▸ **SOURCE TEXT**:

Content starts

Long live the sweatshirt

When he is not creating tees you can wear till 2047, 26-year-old Tom Cridland custom-makes clothes for celebrities like Leonardo DiCaprio

April 07, 2017 04:11 pm | Updated November 11, 2017 12:30 pm IST

What is the lifespan of your leggings, the durability of your denim, the sturdiness of your sweatshirt, or the shelf life of your glittering gown? Such questions are now becoming critical in a world of fast fashion where tonnes of cast-off toxic clothing land up in landfills. The fashion world is waking up to the idea of quality clothes that endure changing sizes and seasons. Designers like Tom Cridland are in the forefront, driving change, and helping people transition from the quick-and-convenient ethos of fast fashion to the buy-less buy-better philosophy of slow fashion.

The 25-year-old London-based designer, with a client list that includes names such as Daniel Craig, Leonardo DiCaprio, Hugh Grant, Ben Stiller, Kendrick Lamar and Clint Eastwood, is thinking fashion with a conscience. His built-to-last The 30 Year Collections – an antithesis to the wasteful fast fashion cycle – he hopes will make people rethink their shopping habits. Excerpts from an interview:

At 23, you dared to re-imagine retail by emphasising on quality over quantity.

Though my grades at University were good, I’ve always been an independent thinker. I never enjoyed the atmosphere in a classroom and have always been entrepreneurial, since my bootleg CD business when I was 10. I have also had a huge passion for music from an early age and learnt to play the drums by ear. My entry into the fashion world has been very much like my approach to learning to play the drums. It’s a labour of love and something I worked on by taking the initiative.

I started the Tom Cridland brand when I was doing my finals at the University of Bristol with a £6,000 government start-up loan. The premise was direct-to-consumer luxury clothing offered at a value price point achieved by cutting out retail markups by selling online only at tomcridland.com .

What made you decide on sustainability as the key focus?

Sustainability is clearly not being treated as a priority in the fashion industry. To know about the grim world of fast fashion, one needs to watch The True Cost (a documentary) by my friend, Andrew Morgan. I not only want to make luxury clothing accessible, I also want Tom Cridland to be the world’s number one sustainable fashion brand.

How far do you think collections like The 30 Year Sweatshirt and The 30 Year T-Shirt help promote sustainable fashion?

The 30 Year Sweatshirt was the first item with a 30-year guarantee that I designed. It was an attempt to make sustainable fashion more appealing and to get consumers thinking about fashion as less disposable. We also aimed to lead an industry trend towards protecting natural resources by making truly durable clothing.

Thirty years is a long time to be seen in the same sweatshirt. How have your customers responded to the idea?

We’ve had an overwhelming response. The only things customers email us asking us to do differently are the introduction of our line for women, scheduled for late 2017, and to make black 30-year T-shirts and sweatshirts.

What are the challenges of creating desirable designs within the ethos of sustainability?

Content ends

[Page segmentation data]
Content starts

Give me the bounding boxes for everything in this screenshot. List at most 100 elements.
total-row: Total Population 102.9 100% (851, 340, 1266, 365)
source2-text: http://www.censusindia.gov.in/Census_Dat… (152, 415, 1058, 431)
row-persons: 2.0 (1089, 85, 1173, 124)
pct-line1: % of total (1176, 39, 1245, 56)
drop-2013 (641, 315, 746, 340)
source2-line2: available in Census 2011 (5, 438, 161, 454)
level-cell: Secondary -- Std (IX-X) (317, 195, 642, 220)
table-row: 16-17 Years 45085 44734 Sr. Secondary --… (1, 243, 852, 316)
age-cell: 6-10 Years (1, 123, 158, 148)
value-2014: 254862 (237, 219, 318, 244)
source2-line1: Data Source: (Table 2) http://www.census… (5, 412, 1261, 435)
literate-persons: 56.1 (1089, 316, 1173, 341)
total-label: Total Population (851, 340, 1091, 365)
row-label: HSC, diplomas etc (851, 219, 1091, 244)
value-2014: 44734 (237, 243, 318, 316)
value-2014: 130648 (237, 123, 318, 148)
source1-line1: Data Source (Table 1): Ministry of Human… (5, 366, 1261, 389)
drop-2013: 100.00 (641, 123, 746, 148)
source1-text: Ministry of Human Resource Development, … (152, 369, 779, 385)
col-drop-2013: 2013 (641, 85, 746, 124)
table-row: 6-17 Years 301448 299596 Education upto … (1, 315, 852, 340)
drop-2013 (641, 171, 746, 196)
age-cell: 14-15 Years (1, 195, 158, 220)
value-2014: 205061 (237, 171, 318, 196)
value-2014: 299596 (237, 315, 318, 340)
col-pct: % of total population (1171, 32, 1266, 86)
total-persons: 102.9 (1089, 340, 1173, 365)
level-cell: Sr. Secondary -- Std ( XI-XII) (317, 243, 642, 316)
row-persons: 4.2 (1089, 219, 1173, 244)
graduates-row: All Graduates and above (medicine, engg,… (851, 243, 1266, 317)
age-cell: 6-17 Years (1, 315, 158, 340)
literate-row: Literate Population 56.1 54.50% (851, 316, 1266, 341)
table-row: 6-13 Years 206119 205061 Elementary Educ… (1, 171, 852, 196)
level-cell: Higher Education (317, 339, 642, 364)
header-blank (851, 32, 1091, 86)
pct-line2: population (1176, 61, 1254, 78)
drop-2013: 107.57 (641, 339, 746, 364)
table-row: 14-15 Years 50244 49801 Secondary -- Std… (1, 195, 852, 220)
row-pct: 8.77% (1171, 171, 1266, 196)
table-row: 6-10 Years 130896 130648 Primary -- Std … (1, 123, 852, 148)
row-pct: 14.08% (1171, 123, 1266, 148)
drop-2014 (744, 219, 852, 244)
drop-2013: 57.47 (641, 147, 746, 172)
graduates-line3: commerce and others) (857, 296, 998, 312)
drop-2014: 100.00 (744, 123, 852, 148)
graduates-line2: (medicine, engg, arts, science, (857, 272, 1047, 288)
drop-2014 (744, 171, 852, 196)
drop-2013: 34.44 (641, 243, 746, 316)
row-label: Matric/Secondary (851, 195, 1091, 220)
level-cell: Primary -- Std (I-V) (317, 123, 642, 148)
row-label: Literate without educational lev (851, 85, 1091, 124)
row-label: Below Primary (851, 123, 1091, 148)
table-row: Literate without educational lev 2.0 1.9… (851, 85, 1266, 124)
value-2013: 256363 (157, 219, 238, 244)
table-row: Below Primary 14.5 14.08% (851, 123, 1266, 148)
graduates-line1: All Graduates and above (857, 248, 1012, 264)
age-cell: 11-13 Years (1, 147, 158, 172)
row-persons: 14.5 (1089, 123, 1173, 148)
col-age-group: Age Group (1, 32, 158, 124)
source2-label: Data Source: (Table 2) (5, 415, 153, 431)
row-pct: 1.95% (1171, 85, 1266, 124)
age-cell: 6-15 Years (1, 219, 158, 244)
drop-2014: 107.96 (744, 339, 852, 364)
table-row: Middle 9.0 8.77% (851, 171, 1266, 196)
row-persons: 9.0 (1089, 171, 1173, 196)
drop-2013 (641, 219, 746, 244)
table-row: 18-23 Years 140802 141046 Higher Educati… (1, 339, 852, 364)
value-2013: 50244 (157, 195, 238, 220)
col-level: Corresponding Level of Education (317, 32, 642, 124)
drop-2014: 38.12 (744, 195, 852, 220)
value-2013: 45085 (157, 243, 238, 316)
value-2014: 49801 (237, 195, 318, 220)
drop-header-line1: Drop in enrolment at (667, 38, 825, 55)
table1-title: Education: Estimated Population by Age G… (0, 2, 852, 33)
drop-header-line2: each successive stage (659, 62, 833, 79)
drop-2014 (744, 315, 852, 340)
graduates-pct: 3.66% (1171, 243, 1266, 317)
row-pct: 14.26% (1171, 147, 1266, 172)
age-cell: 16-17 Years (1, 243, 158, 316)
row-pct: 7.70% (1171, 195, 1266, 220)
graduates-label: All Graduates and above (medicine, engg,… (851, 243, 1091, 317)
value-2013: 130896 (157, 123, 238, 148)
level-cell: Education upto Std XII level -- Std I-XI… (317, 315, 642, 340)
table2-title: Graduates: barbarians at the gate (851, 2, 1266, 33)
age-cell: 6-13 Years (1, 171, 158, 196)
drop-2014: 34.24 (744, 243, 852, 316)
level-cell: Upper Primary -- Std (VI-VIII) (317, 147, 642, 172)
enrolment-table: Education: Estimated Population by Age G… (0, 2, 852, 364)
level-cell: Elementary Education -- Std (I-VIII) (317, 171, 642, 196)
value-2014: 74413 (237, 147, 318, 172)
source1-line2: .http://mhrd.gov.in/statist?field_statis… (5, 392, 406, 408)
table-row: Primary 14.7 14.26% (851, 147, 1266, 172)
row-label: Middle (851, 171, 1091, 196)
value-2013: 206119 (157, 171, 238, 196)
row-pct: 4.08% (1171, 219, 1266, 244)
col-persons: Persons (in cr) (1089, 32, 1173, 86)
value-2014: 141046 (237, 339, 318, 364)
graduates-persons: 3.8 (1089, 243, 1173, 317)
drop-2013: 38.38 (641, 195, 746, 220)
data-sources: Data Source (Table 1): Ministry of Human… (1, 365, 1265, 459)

Content ends

▸ **REQUIRED ACTION 1**: Translate this sentence from the article into Spanish: "Sustainability is clearly not being treated as a priority in the fashion industry."
▸ **REQUIRED ACTION 2**: Transcribe the part of the article that opens with the words "How far do you" and closes with "ethos of sustainability?".
Work from the article alone.

▸ **OUTPUT 1**: Claramente, la sostenibilidad no se está tratando como una prioridad en la industria de la moda.

▸ **OUTPUT 2**:
How far do you think collections like The 30 Year Sweatshirt and The 30 Year T-Shirt help promote sustainable fashion?

The 30 Year Sweatshirt was the first item with a 30-year guarantee that I designed. It was an attempt to make sustainable fashion more appealing and to get consumers thinking about fashion as less disposable. We also aimed to lead an industry trend towards protecting natural resources by making truly durable clothing.

Thirty years is a long time to be seen in the same sweatshirt. How have your customers responded to the idea?

We’ve had an overwhelming response. The only things customers email us asking us to do differently are the introduction of our line for women, scheduled for late 2017, and to make black 30-year T-shirts and sweatshirts.

What are the challenges of creating desirable designs within the ethos of sustainability?